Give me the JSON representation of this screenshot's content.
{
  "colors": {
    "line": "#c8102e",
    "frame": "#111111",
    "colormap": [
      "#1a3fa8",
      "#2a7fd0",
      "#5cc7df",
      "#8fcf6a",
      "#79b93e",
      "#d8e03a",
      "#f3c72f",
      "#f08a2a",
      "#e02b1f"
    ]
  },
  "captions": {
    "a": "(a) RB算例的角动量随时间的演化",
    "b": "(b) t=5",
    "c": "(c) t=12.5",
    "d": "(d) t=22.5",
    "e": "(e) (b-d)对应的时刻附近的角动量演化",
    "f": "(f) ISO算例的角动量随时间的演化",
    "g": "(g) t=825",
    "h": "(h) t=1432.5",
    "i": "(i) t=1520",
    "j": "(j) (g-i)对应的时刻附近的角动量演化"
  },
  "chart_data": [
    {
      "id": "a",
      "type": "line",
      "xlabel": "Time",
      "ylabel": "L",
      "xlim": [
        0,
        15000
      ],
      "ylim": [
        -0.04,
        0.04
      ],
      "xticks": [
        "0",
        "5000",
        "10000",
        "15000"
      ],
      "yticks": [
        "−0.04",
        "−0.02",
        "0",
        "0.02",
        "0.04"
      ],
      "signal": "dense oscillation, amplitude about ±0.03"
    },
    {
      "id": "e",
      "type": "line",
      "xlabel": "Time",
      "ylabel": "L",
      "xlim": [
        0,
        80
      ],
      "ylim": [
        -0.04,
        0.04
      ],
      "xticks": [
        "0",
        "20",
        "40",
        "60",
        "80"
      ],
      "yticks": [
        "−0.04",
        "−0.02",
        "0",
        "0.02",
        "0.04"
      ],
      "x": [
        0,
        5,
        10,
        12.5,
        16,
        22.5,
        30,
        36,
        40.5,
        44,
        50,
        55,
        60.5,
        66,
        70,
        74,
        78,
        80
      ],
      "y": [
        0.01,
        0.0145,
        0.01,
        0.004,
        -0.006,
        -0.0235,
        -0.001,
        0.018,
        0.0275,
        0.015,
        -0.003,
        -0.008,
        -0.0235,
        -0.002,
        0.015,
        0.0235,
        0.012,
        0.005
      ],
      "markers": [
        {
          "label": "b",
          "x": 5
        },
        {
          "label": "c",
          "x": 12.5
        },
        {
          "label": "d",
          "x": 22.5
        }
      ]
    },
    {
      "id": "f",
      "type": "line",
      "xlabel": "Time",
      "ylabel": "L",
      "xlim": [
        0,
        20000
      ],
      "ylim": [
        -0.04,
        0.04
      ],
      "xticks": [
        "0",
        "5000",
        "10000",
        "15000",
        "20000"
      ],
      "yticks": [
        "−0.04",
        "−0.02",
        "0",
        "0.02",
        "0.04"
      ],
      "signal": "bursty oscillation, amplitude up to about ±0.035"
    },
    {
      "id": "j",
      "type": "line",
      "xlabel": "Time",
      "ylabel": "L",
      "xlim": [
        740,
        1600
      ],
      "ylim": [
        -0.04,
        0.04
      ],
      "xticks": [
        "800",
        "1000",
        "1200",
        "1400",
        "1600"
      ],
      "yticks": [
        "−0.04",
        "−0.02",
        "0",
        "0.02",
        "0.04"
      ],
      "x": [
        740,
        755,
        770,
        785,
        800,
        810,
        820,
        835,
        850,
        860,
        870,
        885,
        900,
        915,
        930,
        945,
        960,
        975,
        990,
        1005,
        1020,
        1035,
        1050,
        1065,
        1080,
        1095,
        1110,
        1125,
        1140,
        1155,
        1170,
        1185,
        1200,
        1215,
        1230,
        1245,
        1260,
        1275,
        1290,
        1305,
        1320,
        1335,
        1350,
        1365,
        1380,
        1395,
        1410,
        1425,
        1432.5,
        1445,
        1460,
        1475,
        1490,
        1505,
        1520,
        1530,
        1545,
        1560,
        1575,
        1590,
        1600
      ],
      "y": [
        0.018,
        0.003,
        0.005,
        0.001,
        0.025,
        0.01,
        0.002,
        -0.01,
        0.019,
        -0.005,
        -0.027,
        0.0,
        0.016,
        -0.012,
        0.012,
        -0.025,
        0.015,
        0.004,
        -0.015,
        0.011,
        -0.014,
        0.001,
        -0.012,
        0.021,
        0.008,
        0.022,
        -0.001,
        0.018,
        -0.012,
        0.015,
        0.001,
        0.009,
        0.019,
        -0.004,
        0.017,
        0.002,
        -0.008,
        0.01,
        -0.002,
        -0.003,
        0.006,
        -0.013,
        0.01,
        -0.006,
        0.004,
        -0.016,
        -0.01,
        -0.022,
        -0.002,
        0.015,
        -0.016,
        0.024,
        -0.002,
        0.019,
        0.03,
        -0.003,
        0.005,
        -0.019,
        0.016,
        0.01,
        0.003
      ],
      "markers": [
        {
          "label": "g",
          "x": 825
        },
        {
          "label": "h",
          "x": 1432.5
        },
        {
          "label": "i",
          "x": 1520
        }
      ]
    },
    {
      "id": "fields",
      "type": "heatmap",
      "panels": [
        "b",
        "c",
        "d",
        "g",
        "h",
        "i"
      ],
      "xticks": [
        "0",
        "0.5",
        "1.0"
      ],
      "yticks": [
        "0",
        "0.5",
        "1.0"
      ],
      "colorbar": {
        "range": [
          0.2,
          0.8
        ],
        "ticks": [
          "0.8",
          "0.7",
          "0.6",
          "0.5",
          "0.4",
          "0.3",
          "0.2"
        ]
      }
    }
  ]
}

****

• [Your objective]:
In the entries above, find every line with the word "about" and list it.

• [Finished task]:
      "signal": "dense oscillation, amplitude about ±0.03"
      "signal": "bursty oscillation, amplitude up to about ±0.035"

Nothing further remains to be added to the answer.